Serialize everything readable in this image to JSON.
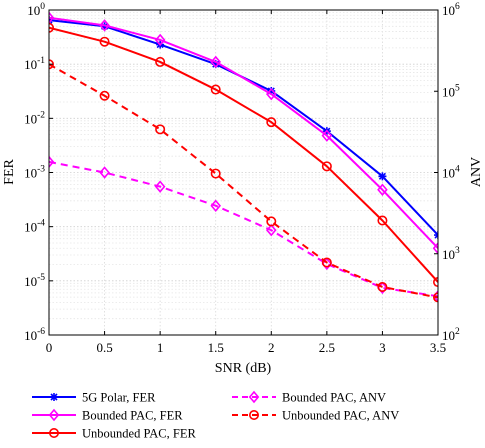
{
  "chart_data": {
    "type": "line",
    "title": "",
    "xlabel": "SNR (dB)",
    "ylabel_left": "FER",
    "ylabel_right": "ANV",
    "x": [
      0,
      0.5,
      1,
      1.5,
      2,
      2.5,
      3,
      3.5
    ],
    "xticks": [
      "0",
      "0.5",
      "1",
      "1.5",
      "2",
      "2.5",
      "3",
      "3.5"
    ],
    "xlim": [
      0,
      3.5
    ],
    "ylim_left": [
      1e-06,
      1
    ],
    "ylim_right": [
      100,
      1000000
    ],
    "yscale_left": "log",
    "yscale_right": "log",
    "yticks_left": [
      {
        "base": "10",
        "exp": "0"
      },
      {
        "base": "10",
        "exp": "-1"
      },
      {
        "base": "10",
        "exp": "-2"
      },
      {
        "base": "10",
        "exp": "-3"
      },
      {
        "base": "10",
        "exp": "-4"
      },
      {
        "base": "10",
        "exp": "-5"
      },
      {
        "base": "10",
        "exp": "-6"
      }
    ],
    "yticks_right": [
      {
        "base": "10",
        "exp": "6"
      },
      {
        "base": "10",
        "exp": "5"
      },
      {
        "base": "10",
        "exp": "4"
      },
      {
        "base": "10",
        "exp": "3"
      },
      {
        "base": "10",
        "exp": "2"
      }
    ],
    "grid": true,
    "legend_position": "bottom",
    "series": [
      {
        "name": "5G Polar, FER",
        "axis": "left",
        "color": "#0000ff",
        "marker": "asterisk",
        "dashed": false,
        "values": [
          0.65,
          0.5,
          0.23,
          0.1,
          0.032,
          0.0058,
          0.00085,
          7e-05
        ]
      },
      {
        "name": "Bounded PAC, FER",
        "axis": "left",
        "color": "#ff00ff",
        "marker": "diamond",
        "dashed": false,
        "values": [
          0.72,
          0.52,
          0.28,
          0.11,
          0.028,
          0.0048,
          0.00048,
          4e-05
        ]
      },
      {
        "name": "Unbounded PAC, FER",
        "axis": "left",
        "color": "#ff0000",
        "marker": "circle",
        "dashed": false,
        "values": [
          0.47,
          0.26,
          0.11,
          0.034,
          0.0085,
          0.0013,
          0.00013,
          9.5e-06
        ]
      },
      {
        "name": "Bounded PAC, ANV",
        "axis": "right",
        "color": "#ff00ff",
        "marker": "diamond",
        "dashed": true,
        "values": [
          13500,
          10000,
          6700,
          3900,
          1950,
          750,
          380,
          300
        ]
      },
      {
        "name": "Unbounded PAC, ANV",
        "axis": "right",
        "color": "#ff0000",
        "marker": "circle",
        "dashed": true,
        "values": [
          215000,
          88000,
          34000,
          9700,
          2500,
          780,
          390,
          290
        ]
      }
    ]
  }
}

■ **EXERCISE DESCRIPTION**
Which lines hold the word "name"? Show each one.

■ **ANSWER TO THIS PROBLEM**
        "name": "5G Polar, FER",
        "name": "Bounded PAC, FER",
        "name": "Unbounded PAC, FER",
        "name": "Bounded PAC, ANV",
        "name": "Unbounded PAC, ANV",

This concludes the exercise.